═════ STORED ROWS
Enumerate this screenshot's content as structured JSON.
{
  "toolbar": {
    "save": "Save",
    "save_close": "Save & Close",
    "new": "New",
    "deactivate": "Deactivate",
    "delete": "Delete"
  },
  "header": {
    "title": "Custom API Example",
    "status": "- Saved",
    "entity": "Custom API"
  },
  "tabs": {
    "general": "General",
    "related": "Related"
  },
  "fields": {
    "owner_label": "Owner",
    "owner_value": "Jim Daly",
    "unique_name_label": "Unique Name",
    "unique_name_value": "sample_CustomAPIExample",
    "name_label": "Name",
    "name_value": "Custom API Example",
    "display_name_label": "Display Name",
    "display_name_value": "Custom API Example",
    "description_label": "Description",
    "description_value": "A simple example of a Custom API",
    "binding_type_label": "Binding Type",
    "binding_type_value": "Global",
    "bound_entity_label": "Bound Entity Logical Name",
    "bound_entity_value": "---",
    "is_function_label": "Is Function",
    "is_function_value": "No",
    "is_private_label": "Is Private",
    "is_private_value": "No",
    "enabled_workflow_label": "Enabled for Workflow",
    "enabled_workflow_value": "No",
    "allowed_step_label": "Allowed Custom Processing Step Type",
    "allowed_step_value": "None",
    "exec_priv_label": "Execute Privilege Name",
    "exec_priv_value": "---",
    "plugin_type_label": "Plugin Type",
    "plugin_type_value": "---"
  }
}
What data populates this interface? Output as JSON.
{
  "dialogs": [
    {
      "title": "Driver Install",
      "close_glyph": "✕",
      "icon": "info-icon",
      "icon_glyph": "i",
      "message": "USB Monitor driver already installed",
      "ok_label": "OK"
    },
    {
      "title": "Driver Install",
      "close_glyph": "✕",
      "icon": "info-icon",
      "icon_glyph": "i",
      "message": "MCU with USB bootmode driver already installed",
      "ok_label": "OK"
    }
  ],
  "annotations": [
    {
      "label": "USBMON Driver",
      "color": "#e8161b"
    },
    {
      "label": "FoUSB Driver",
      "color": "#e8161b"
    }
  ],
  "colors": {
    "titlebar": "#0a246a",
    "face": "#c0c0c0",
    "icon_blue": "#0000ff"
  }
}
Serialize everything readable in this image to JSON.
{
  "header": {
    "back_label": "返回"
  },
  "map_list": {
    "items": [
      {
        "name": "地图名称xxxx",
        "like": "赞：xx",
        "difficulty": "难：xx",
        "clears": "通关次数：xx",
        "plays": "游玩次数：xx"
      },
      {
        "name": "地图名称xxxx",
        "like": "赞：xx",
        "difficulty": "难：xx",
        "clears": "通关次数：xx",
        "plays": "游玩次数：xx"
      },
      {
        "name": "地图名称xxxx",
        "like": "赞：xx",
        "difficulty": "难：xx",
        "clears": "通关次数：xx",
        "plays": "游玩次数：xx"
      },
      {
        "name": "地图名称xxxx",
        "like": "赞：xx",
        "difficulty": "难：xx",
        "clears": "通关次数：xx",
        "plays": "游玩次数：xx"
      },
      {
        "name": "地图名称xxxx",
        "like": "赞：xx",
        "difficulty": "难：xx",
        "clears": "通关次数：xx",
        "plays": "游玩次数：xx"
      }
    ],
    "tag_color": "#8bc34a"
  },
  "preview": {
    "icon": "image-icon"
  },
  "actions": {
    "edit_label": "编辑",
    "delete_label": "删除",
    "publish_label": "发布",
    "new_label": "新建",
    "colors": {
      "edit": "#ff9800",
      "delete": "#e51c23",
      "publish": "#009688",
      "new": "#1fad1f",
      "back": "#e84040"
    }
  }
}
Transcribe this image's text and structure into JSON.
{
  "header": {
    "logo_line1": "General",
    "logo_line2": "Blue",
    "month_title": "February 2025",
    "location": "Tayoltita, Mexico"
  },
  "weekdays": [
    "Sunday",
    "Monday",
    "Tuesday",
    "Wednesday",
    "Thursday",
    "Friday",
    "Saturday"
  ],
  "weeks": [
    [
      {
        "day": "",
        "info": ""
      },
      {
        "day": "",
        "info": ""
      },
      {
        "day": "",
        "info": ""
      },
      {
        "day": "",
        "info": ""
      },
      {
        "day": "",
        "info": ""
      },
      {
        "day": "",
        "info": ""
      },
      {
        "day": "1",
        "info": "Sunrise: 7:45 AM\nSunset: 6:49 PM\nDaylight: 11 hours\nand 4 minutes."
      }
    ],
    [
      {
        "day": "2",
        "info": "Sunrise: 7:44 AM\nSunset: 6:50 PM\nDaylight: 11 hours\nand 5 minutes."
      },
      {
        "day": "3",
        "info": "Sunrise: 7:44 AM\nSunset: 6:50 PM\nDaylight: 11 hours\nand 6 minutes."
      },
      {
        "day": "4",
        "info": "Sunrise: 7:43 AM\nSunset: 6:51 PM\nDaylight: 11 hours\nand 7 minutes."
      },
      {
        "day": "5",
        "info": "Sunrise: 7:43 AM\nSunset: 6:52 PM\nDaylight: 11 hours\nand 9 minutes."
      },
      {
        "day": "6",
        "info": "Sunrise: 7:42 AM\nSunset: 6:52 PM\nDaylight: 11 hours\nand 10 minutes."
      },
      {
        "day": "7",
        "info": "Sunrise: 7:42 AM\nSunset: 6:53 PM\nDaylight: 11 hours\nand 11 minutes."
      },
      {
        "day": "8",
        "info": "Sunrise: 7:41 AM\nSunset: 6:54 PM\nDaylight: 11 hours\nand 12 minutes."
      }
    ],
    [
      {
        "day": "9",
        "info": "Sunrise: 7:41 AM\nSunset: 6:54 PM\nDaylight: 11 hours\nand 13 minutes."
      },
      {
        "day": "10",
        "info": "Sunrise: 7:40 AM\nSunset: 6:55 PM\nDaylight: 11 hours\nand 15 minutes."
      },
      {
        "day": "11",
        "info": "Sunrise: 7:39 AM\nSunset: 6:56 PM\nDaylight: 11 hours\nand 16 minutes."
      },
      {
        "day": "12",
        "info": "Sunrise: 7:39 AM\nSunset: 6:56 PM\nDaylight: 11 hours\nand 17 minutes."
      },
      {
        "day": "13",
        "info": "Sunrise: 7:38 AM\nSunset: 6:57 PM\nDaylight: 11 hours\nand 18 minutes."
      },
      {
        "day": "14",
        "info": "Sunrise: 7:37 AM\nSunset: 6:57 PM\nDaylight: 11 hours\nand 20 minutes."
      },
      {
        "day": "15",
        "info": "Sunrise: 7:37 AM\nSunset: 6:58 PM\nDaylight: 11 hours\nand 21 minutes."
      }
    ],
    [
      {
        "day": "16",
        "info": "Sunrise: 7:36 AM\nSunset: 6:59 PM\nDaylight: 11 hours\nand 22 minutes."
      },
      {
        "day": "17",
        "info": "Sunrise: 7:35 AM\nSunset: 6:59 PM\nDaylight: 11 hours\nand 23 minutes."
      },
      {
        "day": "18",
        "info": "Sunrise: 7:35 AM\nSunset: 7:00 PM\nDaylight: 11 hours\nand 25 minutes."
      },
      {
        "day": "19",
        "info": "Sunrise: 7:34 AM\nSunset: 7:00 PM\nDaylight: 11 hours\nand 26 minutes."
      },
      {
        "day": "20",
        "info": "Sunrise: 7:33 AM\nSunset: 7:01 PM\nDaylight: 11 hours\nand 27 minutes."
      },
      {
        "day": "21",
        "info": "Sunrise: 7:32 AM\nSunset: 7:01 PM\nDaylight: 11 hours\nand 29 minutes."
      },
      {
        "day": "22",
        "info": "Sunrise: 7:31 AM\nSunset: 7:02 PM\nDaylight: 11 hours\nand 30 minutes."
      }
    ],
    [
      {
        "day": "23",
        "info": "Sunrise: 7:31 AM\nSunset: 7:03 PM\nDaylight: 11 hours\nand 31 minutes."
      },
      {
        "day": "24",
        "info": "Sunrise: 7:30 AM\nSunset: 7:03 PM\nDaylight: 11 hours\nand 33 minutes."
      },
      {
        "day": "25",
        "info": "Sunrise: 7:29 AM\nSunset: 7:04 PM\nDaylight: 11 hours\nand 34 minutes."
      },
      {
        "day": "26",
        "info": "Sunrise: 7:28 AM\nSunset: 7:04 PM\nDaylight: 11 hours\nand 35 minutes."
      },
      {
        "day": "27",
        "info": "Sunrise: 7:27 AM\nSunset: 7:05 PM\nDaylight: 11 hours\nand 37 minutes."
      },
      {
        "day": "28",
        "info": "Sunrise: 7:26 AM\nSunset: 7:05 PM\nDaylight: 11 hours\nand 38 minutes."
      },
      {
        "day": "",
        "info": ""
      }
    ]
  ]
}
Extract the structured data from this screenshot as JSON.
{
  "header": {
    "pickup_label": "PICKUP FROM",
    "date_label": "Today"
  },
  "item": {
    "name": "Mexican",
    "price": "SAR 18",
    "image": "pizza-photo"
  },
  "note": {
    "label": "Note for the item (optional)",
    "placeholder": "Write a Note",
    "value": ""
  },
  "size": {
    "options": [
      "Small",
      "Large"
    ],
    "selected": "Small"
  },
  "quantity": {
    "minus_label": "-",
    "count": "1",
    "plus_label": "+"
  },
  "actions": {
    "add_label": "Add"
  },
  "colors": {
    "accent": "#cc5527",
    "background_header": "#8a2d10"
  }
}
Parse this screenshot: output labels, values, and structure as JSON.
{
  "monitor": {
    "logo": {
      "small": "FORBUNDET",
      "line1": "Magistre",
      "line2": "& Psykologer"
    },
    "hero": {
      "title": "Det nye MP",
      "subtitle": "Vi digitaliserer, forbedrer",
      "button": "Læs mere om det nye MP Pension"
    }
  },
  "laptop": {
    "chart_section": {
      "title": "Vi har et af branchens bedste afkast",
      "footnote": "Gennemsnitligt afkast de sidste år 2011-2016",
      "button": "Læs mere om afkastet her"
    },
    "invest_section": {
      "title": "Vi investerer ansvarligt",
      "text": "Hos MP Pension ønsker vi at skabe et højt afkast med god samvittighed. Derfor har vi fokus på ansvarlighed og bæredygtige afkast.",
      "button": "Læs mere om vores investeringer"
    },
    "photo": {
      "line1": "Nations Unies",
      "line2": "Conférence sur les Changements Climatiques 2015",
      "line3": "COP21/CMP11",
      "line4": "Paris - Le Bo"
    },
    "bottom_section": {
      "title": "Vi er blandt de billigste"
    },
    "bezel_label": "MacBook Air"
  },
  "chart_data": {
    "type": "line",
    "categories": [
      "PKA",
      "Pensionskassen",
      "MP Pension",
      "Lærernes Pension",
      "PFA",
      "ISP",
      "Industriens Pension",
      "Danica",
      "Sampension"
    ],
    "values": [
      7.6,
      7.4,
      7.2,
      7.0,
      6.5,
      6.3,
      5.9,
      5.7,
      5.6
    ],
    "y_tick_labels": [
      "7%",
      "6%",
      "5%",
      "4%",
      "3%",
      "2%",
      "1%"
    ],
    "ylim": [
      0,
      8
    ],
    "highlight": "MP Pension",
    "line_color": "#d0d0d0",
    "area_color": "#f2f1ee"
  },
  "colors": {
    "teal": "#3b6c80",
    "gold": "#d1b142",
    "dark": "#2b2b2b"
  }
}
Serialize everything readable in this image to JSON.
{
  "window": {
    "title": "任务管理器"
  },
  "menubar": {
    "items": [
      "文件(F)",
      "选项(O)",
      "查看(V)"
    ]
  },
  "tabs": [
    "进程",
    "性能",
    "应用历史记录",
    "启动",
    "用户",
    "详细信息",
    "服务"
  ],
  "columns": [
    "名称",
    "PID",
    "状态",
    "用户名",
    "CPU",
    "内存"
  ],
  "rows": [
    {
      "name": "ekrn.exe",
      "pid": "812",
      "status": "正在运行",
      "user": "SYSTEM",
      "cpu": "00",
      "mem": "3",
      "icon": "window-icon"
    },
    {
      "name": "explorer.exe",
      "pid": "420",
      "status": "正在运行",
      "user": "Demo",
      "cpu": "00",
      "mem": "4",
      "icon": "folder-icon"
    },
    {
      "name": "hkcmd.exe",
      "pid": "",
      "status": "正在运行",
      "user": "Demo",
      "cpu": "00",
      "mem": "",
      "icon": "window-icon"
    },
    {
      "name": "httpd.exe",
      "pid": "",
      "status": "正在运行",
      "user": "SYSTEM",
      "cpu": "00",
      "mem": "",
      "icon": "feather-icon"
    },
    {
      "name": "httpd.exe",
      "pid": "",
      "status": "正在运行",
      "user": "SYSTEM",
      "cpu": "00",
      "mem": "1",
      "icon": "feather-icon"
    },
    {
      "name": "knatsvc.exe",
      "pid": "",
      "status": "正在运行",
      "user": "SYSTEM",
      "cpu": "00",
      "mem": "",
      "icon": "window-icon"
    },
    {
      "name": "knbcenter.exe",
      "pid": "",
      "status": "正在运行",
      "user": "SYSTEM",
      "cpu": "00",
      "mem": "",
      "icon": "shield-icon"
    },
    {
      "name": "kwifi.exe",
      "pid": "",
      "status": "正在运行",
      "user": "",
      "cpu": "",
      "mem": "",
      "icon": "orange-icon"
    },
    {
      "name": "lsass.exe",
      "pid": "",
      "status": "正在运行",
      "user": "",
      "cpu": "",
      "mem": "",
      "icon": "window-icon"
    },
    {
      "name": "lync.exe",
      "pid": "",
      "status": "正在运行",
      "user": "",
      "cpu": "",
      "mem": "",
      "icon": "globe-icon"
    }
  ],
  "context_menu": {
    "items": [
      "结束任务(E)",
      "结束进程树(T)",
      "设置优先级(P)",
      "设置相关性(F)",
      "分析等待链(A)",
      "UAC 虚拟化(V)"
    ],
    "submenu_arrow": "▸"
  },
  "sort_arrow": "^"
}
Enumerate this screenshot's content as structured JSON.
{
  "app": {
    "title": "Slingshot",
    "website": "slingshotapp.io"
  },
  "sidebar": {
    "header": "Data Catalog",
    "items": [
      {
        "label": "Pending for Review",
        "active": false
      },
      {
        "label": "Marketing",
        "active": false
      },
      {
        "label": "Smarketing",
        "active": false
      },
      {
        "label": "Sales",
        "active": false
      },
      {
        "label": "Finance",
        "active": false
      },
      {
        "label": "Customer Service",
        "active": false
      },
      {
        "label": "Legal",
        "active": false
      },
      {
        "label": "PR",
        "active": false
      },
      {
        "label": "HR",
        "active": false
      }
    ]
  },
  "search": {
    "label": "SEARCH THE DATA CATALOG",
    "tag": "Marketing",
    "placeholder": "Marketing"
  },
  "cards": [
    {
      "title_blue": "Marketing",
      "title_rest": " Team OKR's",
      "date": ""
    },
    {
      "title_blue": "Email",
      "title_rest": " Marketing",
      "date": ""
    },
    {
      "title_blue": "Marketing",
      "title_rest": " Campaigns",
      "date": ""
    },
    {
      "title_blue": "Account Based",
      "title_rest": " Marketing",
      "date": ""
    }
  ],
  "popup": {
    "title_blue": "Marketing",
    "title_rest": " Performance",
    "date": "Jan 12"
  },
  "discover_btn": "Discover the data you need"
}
══════════
THE TASK. From the listing above, pick out every line containing "this".

FULL ANSWER.
Enumerate this screenshot's content as structured JSON.
What data populates this interface? Output as JSON.
Serialize everything readable in this image to JSON.
Transcribe this image's text and structure into JSON.
Extract the structured data from this screenshot as JSON.
Parse this screenshot: output labels, values, and structure as JSON.
Serialize everything readable in this image to JSON.
Enumerate this screenshot's content as structured JSON.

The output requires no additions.